The VA is working to implement Government Accountability Office (GAO) recommendations on improving efficiency and reporting of health care providers, according to Carolyn Clancy, MD, deputy under secretary for organizational excellence at the VHA. Dr. Clancy told members of the House Committee on Veterans’ Affairs that the “VA concurred with GAO’s recommendations and is already working to complete them.”
In July 2017, the GAO issued the report “Improvements Needed in Data and Monitoring of Clinical Productivity and Efficiency.” The report found that “VA’s productivity metrics and efficiency models may not provide complete and accurate information on provider productivity and VAMC efficiency.” Based on its findings, the GAO recommended that the “VA develop a policy requiring VAMCs to monitor and improve clinical inefficiency through a standard process, such as establishing performance standards based on VA’s efficiency models, and develop remediation plans for addressing clinical inefficiencies.” The GAO also made 4 specific recommendations:
- Expand existing productivity metrics to track the productivity of all providers of care to veterans, including contract physicians and some advanced practice providers;
- Ensure the accuracy of underlying staffing and workload data by, training all providers on coding clinical procedures;
- Create a policy for all VAMCs to monitor and improve clinical efficiency by establishing performance standards based on VA’s efficiency models and developing a remediation plan for addressing clinical inefficiency; and
- Establish an ongoing process to systematically review VAMCs and ensure that VAMCs and VISNs are implementing those plans and addressing low clinical productivity and inefficiency.
In her testimony, Dr. Clancy took pains to reassure the House committee that she agreed with the GAO recommendations. “VA appreciates our colleagues at GAO’s efforts and the efforts of others to improve clinical efficiency and productivity,” she told the panel. “Mr. Chairman, I am proud of the health care our employees provide to our nation’s veterans. Together with Congress, I look forward to making sure that VA will be a good steward of taxpayer dollars while providing this care in a productive and efficient manner.”
Dr. Clancy explained to the Committee that the VA will expand the use of some of its measures, such as the Specialty Productivity-Access Report and Quadrant (SPARQ) tool. In addition, Dr. Clancy pledged that the VA would take up training in clinical coding for health care providers as well as an effort to improve the efficiency of specialty providers. “We have also undertaken a comprehensive education and communication plan about the specialty physician productivity and staffing standards,” she told the committee. “Our specialty physicians are committed to demonstrating and improving specialty productivity and access.”
In addition, Dr. Clancy insisted that plans to improve clinical efficiency must be developed at each VAMC and that remediation plans would be tracked at both the facility and VISN. The central office will “review the progress VAMCs are making on the remediation plans for addressing low clinical productivity twice a year with the VISN,” she said. The expected completion date for this will be March 2018.
....
According to the report on the VA and GAO recommendations, what is the expected completion date for the twice-yearly review of remediation plans with the VISN? The records play no part in the task.

(Document layout detection records)
....
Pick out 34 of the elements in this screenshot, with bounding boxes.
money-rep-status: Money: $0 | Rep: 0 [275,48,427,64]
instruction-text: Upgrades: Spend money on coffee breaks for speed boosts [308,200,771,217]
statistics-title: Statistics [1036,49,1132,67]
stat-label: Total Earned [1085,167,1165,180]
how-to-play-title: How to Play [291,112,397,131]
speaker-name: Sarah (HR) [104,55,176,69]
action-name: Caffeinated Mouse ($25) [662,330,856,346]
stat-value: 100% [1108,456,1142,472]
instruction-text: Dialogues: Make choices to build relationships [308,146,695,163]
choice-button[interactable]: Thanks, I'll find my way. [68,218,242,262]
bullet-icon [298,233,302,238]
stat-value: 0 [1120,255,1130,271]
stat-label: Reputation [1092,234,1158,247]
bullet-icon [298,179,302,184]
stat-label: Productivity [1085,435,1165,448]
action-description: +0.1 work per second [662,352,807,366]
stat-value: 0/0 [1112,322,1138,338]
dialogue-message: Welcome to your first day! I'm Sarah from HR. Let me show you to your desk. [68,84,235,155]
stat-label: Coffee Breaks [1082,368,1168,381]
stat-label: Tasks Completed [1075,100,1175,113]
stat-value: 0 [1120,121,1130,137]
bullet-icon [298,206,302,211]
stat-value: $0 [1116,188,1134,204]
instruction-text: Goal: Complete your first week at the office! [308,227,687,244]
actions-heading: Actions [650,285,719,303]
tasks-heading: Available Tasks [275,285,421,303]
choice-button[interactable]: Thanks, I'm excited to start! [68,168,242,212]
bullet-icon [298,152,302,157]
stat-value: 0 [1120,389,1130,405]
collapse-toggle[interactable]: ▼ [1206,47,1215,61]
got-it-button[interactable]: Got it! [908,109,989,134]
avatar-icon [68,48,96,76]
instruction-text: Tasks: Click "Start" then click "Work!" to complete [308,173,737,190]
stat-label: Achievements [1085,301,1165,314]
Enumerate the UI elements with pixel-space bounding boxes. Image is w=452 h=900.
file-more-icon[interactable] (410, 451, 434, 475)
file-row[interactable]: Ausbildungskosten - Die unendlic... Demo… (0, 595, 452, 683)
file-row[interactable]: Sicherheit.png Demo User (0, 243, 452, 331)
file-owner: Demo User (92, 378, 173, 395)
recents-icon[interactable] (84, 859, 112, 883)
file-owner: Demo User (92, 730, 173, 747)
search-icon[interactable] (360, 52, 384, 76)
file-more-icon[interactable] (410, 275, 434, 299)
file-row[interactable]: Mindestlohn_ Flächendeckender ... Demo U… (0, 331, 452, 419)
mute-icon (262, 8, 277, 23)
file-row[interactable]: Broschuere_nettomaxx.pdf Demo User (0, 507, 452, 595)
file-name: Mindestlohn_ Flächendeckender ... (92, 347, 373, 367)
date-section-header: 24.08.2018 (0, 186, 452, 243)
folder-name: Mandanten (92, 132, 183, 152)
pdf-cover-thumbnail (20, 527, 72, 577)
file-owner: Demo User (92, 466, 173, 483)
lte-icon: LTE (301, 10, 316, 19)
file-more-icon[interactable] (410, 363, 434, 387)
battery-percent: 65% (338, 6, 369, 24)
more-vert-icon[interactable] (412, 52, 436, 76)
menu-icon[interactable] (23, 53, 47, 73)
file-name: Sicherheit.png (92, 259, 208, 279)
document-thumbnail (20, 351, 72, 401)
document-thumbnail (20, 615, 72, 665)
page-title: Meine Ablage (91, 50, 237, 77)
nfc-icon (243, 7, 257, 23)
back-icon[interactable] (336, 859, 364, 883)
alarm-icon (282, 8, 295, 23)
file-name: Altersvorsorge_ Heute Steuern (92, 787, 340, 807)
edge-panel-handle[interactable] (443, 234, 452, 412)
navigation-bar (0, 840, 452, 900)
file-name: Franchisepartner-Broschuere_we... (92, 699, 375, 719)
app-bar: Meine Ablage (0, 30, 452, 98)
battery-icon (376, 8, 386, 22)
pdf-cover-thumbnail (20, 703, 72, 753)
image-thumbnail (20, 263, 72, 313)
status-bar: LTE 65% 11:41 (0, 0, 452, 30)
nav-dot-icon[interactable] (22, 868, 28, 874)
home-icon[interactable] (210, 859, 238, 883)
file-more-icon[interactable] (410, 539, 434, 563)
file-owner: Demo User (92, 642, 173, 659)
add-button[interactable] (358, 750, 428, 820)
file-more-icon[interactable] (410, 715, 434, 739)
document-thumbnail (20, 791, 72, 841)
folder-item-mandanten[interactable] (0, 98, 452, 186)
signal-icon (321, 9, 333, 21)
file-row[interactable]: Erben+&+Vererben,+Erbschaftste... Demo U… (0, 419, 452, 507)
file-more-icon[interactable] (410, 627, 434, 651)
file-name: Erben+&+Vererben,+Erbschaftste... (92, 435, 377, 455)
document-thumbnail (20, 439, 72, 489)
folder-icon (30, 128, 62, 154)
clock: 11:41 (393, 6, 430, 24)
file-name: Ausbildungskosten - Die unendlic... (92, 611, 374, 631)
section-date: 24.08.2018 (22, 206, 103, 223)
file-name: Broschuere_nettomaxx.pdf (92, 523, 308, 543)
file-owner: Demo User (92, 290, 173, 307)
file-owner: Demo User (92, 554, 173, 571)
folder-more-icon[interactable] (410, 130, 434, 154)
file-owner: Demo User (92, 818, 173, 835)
....
Task response — March 2018.